* Stored data:
☆ ☆ ☆

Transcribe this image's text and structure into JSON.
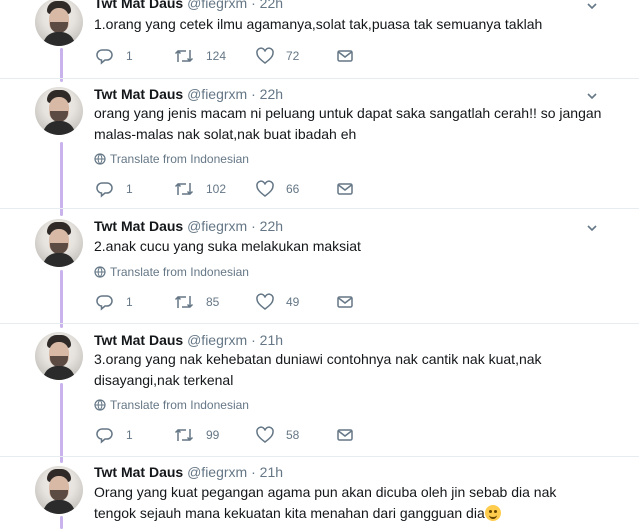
{
  "translate_label": "Translate from Indonesian",
  "tweets": [
    {
      "name": "Twt Mat Daus",
      "handle": "@fiegrxm",
      "dot": "·",
      "time": "22h",
      "text": "1.orang yang cetek ilmu agamanya,solat tak,puasa tak semuanya taklah",
      "replies": "1",
      "retweets": "124",
      "likes": "72"
    },
    {
      "name": "Twt Mat Daus",
      "handle": "@fiegrxm",
      "dot": "·",
      "time": "22h",
      "text": "orang yang jenis macam ni peluang untuk dapat saka sangatlah cerah!! so jangan malas-malas nak solat,nak buat ibadah eh",
      "replies": "1",
      "retweets": "102",
      "likes": "66"
    },
    {
      "name": "Twt Mat Daus",
      "handle": "@fiegrxm",
      "dot": "·",
      "time": "22h",
      "text": "2.anak cucu yang suka melakukan maksiat",
      "replies": "1",
      "retweets": "85",
      "likes": "49"
    },
    {
      "name": "Twt Mat Daus",
      "handle": "@fiegrxm",
      "dot": "·",
      "time": "21h",
      "text_line1": "3.orang yang nak kehebatan duniawi contohnya nak cantik nak kuat,nak",
      "text_line2": "disayangi,nak terkenal",
      "replies": "1",
      "retweets": "99",
      "likes": "58"
    },
    {
      "name": "Twt Mat Daus",
      "handle": "@fiegrxm",
      "dot": "·",
      "time": "21h",
      "text_line1": "Orang yang kuat pegangan agama pun akan dicuba oleh jin sebab dia nak",
      "text_line2": "tengok sejauh mana kekuatan kita menahan dari gangguan dia",
      "emoji": "smiling-face-emoji"
    }
  ]
}
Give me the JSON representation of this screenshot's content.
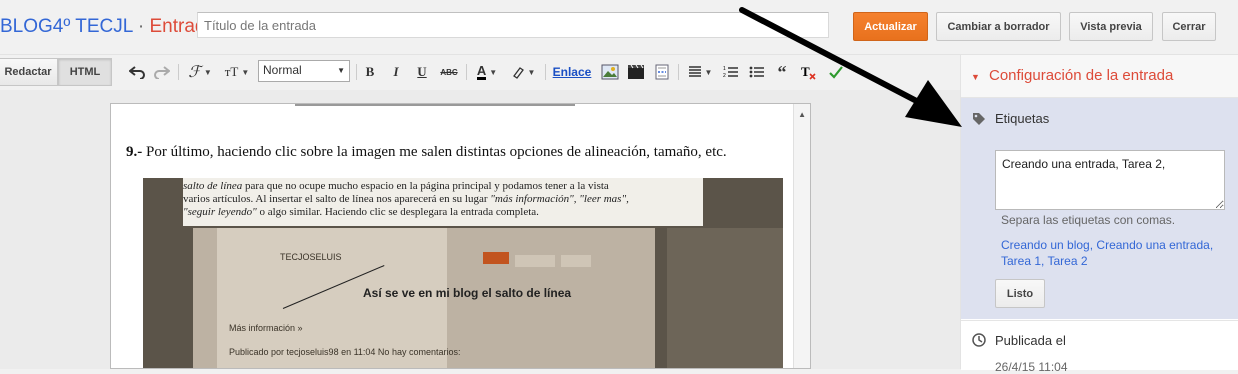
{
  "header": {
    "blog_name": "BLOG4º TECJL",
    "separator": "·",
    "page_label": "Entrada",
    "title_placeholder": "Título de la entrada",
    "buttons": {
      "update": "Actualizar",
      "draft": "Cambiar a borrador",
      "preview": "Vista previa",
      "close": "Cerrar"
    }
  },
  "toolbar": {
    "compose": "Redactar",
    "html": "HTML",
    "format": "Normal",
    "link": "Enlace"
  },
  "content": {
    "step_number": "9.-",
    "step_text": "Por último, haciendo clic sobre la imagen me salen distintas opciones de alineación, tamaño, etc.",
    "image": {
      "line1_italic": "salto de línea",
      "line1_rest": " para que no ocupe mucho espacio en la página principal y podamos tener a la vista",
      "line2_start": "varios artículos. Al insertar el salto de línea nos aparecerá en su lugar ",
      "line2_italic": "\"más información\", \"leer mas\",",
      "line3_italic": "\"seguir leyendo\"",
      "line3_rest": " o algo similar. Haciendo clic se desplegara la entrada completa.",
      "caption": "Así se ve en mi blog el salto de línea",
      "blog_name": "TECJOSELUIS",
      "more_info": "Más información »",
      "posted_by": "Publicado por tecjoseluis98 en 11:04     No hay comentarios:"
    }
  },
  "sidebar": {
    "settings_title": "Configuración de la entrada",
    "labels": {
      "title": "Etiquetas",
      "value": "Creando una entrada, Tarea 2,",
      "help": "Separa las etiquetas con comas.",
      "suggestions": "Creando un blog, Creando una entrada, Tarea 1, Tarea 2",
      "done": "Listo"
    },
    "published": {
      "title": "Publicada el",
      "date": "26/4/15 11:04"
    }
  },
  "colors": {
    "accent": "#dd4b39",
    "primary_button": "#f07b27",
    "link": "#3367d6",
    "labels_bg": "#dde1ef"
  }
}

☆ ☆ ☆

From the listing, copy each line containing the word "Creando".

      "value": "Creando una entrada, Tarea 2,",
      "suggestions": "Creando un blog, Creando una entrada, Tarea 1, Tarea 2",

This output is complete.